Data provided:

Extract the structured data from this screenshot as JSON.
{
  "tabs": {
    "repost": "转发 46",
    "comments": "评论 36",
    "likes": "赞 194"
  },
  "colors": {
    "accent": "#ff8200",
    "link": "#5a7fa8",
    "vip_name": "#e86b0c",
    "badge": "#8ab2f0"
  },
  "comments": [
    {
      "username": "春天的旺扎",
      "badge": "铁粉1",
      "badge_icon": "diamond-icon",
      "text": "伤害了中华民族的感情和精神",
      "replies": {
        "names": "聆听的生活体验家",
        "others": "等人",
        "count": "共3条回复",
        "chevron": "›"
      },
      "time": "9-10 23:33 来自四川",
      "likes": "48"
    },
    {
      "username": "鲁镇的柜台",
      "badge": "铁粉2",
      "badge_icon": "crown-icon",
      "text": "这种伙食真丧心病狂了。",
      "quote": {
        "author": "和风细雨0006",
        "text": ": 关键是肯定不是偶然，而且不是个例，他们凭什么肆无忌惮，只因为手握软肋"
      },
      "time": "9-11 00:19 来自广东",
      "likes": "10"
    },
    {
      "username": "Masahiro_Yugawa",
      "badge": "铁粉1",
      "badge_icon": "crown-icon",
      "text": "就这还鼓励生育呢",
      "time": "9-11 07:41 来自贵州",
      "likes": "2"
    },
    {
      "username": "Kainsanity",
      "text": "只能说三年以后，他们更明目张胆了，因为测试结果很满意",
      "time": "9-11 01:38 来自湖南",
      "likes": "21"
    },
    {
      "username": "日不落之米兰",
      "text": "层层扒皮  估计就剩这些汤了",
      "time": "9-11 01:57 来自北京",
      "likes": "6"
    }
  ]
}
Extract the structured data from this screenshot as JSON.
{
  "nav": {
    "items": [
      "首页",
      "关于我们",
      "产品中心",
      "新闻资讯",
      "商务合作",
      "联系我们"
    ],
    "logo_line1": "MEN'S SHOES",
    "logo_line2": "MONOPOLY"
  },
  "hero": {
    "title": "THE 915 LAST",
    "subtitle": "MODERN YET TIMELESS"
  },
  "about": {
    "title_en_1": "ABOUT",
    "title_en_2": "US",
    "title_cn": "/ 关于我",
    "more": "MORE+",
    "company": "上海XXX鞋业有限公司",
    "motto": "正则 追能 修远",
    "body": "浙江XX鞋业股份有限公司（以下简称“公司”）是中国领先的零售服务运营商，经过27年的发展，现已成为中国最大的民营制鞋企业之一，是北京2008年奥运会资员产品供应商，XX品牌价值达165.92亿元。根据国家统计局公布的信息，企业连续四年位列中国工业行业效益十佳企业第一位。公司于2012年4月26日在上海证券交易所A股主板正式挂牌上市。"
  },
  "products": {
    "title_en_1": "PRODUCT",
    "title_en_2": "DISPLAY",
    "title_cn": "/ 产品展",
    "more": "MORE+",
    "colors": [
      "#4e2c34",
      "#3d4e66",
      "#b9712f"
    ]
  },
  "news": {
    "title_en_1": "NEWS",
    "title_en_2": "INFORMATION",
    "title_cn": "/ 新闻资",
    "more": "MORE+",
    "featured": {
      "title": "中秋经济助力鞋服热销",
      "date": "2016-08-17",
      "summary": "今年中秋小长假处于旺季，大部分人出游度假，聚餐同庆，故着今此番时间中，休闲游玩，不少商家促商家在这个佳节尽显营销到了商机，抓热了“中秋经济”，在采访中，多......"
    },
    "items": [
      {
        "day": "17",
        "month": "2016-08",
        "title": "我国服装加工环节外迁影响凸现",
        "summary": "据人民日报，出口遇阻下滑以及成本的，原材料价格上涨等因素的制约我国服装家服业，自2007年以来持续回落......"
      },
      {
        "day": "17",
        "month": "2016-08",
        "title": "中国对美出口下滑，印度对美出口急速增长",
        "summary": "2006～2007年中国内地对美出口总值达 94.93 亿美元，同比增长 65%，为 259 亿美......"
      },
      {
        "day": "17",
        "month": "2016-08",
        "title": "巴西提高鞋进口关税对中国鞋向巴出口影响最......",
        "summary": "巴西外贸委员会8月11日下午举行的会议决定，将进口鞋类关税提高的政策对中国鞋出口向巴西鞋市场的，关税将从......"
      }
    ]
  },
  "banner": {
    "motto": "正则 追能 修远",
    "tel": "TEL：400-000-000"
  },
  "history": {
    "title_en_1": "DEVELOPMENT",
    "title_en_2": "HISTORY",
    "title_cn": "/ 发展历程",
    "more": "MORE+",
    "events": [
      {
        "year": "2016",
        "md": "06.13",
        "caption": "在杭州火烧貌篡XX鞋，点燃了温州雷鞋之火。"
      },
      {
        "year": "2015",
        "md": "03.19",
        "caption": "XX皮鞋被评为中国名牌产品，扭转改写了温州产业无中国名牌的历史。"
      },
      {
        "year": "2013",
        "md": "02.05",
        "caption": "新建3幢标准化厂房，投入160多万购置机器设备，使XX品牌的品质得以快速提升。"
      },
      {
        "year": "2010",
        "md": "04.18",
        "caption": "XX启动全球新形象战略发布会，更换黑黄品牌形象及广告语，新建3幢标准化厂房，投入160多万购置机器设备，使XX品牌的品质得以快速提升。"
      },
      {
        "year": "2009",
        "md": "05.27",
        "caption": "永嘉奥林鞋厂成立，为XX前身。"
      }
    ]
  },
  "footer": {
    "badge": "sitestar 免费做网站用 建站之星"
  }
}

Stated exercise:
Repeat the data verbatim.

Written response:
Extract the structured data from this screenshot as JSON.
{
  "tabs": {
    "repost": "转发 46",
    "comments": "评论 36",
    "likes": "赞 194"
  },
  "colors": {
    "accent": "#ff8200",
    "link": "#5a7fa8",
    "vip_name": "#e86b0c",
    "badge": "#8ab2f0"
  },
  "comments": [
    {
      "username": "春天的旺扎",
      "badge": "铁粉1",
      "badge_icon": "diamond-icon",
      "text": "伤害了中华民族的感情和精神",
      "replies": {
        "names": "聆听的生活体验家",
        "others": "等人",
        "count": "共3条回复",
        "chevron": "›"
      },
      "time": "9-10 23:33 来自四川",
      "likes": "48"
    },
    {
      "username": "鲁镇的柜台",
      "badge": "铁粉2",
      "badge_icon": "crown-icon",
      "text": "这种伙食真丧心病狂了。",
      "quote": {
        "author": "和风细雨0006",
        "text": ": 关键是肯定不是偶然，而且不是个例，他们凭什么肆无忌惮，只因为手握软肋"
      },
      "time": "9-11 00:19 来自广东",
      "likes": "10"
    },
    {
      "username": "Masahiro_Yugawa",
      "badge": "铁粉1",
      "badge_icon": "crown-icon",
      "text": "就这还鼓励生育呢",
      "time": "9-11 07:41 来自贵州",
      "likes": "2"
    },
    {
      "username": "Kainsanity",
      "text": "只能说三年以后，他们更明目张胆了，因为测试结果很满意",
      "time": "9-11 01:38 来自湖南",
      "likes": "21"
    },
    {
      "username": "日不落之米兰",
      "text": "层层扒皮  估计就剩这些汤了",
      "time": "9-11 01:57 来自北京",
      "likes": "6"
    }
  ]
}
Extract the structured data from this screenshot as JSON.
{
  "nav": {
    "items": [
      "首页",
      "关于我们",
      "产品中心",
      "新闻资讯",
      "商务合作",
      "联系我们"
    ],
    "logo_line1": "MEN'S SHOES",
    "logo_line2": "MONOPOLY"
  },
  "hero": {
    "title": "THE 915 LAST",
    "subtitle": "MODERN YET TIMELESS"
  },
  "about": {
    "title_en_1": "ABOUT",
    "title_en_2": "US",
    "title_cn": "/ 关于我",
    "more": "MORE+",
    "company": "上海XXX鞋业有限公司",
    "motto": "正则 追能 修远",
    "body": "浙江XX鞋业股份有限公司（以下简称“公司”）是中国领先的零售服务运营商，经过27年的发展，现已成为中国最大的民营制鞋企业之一，是北京2008年奥运会资员产品供应商，XX品牌价值达165.92亿元。根据国家统计局公布的信息，企业连续四年位列中国工业行业效益十佳企业第一位。公司于2012年4月26日在上海证券交易所A股主板正式挂牌上市。"
  },
  "products": {
    "title_en_1": "PRODUCT",
    "title_en_2": "DISPLAY",
    "title_cn": "/ 产品展",
    "more": "MORE+",
    "colors": [
      "#4e2c34",
      "#3d4e66",
      "#b9712f"
    ]
  },
  "news": {
    "title_en_1": "NEWS",
    "title_en_2": "INFORMATION",
    "title_cn": "/ 新闻资",
    "more": "MORE+",
    "featured": {
      "title": "中秋经济助力鞋服热销",
      "date": "2016-08-17",
      "summary": "今年中秋小长假处于旺季，大部分人出游度假，聚餐同庆，故着今此番时间中，休闲游玩，不少商家促商家在这个佳节尽显营销到了商机，抓热了“中秋经济”，在采访中，多......"
    },
    "items": [
      {
        "day": "17",
        "month": "2016-08",
        "title": "我国服装加工环节外迁影响凸现",
        "summary": "据人民日报，出口遇阻下滑以及成本的，原材料价格上涨等因素的制约我国服装家服业，自2007年以来持续回落......"
      },
      {
        "day": "17",
        "month": "2016-08",
        "title": "中国对美出口下滑，印度对美出口急速增长",
        "summary": "2006～2007年中国内地对美出口总值达 94.93 亿美元，同比增长 65%，为 259 亿美......"
      },
      {
        "day": "17",
        "month": "2016-08",
        "title": "巴西提高鞋进口关税对中国鞋向巴出口影响最......",
        "summary": "巴西外贸委员会8月11日下午举行的会议决定，将进口鞋类关税提高的政策对中国鞋出口向巴西鞋市场的，关税将从......"
      }
    ]
  },
  "banner": {
    "motto": "正则 追能 修远",
    "tel": "TEL：400-000-000"
  },
  "history": {
    "title_en_1": "DEVELOPMENT",
    "title_en_2": "HISTORY",
    "title_cn": "/ 发展历程",
    "more": "MORE+",
    "events": [
      {
        "year": "2016",
        "md": "06.13",
        "caption": "在杭州火烧貌篡XX鞋，点燃了温州雷鞋之火。"
      },
      {
        "year": "2015",
        "md": "03.19",
        "caption": "XX皮鞋被评为中国名牌产品，扭转改写了温州产业无中国名牌的历史。"
      },
      {
        "year": "2013",
        "md": "02.05",
        "caption": "新建3幢标准化厂房，投入160多万购置机器设备，使XX品牌的品质得以快速提升。"
      },
      {
        "year": "2010",
        "md": "04.18",
        "caption": "XX启动全球新形象战略发布会，更换黑黄品牌形象及广告语，新建3幢标准化厂房，投入160多万购置机器设备，使XX品牌的品质得以快速提升。"
      },
      {
        "year": "2009",
        "md": "05.27",
        "caption": "永嘉奥林鞋厂成立，为XX前身。"
      }
    ]
  },
  "footer": {
    "badge": "sitestar 免费做网站用 建站之星"
  }
}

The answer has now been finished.